* **Goal of the exercise**
Gather every line holding the string "JSON".
===============
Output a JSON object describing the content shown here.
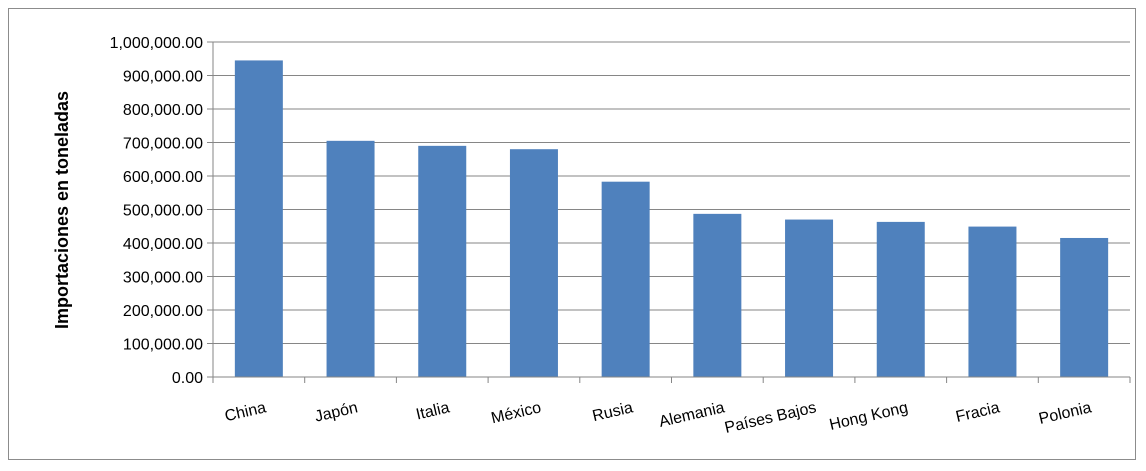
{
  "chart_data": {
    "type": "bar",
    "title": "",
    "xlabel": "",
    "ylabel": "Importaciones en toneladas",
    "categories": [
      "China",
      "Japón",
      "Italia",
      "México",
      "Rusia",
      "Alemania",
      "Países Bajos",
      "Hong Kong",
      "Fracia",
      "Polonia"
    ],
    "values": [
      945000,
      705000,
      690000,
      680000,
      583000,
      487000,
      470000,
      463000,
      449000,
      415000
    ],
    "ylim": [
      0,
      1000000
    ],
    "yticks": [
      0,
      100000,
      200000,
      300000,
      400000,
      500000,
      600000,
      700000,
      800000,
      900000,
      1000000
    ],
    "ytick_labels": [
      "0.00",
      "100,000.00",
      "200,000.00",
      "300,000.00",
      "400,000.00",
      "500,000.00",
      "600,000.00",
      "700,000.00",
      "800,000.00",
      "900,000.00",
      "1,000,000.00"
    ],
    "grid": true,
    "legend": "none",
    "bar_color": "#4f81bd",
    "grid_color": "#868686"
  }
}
===============
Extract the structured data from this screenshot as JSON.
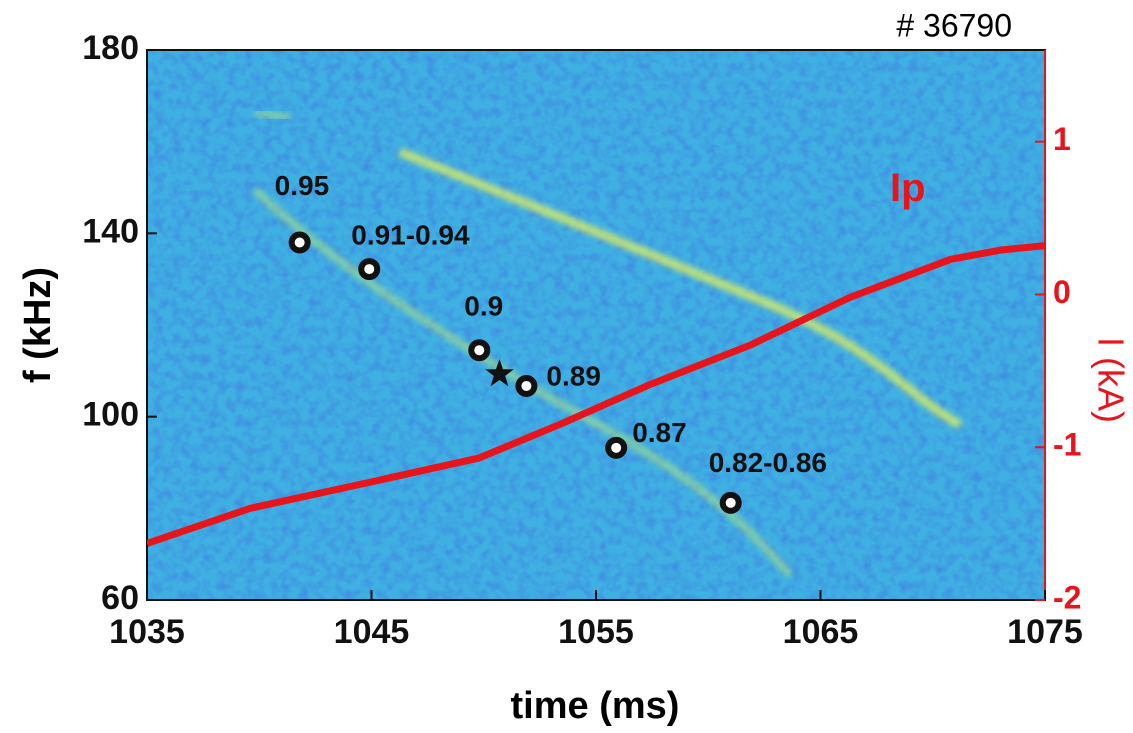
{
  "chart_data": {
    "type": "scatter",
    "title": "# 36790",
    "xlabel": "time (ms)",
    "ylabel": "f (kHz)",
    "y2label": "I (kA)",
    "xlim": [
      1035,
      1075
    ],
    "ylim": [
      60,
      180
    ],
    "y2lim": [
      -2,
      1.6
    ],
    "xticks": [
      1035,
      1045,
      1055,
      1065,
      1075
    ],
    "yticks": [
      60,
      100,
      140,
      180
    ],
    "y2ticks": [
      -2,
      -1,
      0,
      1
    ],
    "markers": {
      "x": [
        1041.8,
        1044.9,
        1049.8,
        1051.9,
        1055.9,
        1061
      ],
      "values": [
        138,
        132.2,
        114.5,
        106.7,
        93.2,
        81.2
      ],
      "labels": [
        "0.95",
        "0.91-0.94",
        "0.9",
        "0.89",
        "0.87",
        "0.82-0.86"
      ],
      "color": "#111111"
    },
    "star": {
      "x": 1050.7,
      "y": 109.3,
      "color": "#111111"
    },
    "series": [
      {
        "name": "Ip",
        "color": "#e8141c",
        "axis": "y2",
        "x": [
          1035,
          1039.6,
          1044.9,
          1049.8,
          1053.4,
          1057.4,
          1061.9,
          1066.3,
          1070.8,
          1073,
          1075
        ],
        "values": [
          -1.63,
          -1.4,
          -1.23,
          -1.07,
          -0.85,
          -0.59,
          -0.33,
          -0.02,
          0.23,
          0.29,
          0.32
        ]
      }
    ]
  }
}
===============
* **Task output**
Output a JSON object describing the content shown here.
Extract the structured data from this screenshot as JSON.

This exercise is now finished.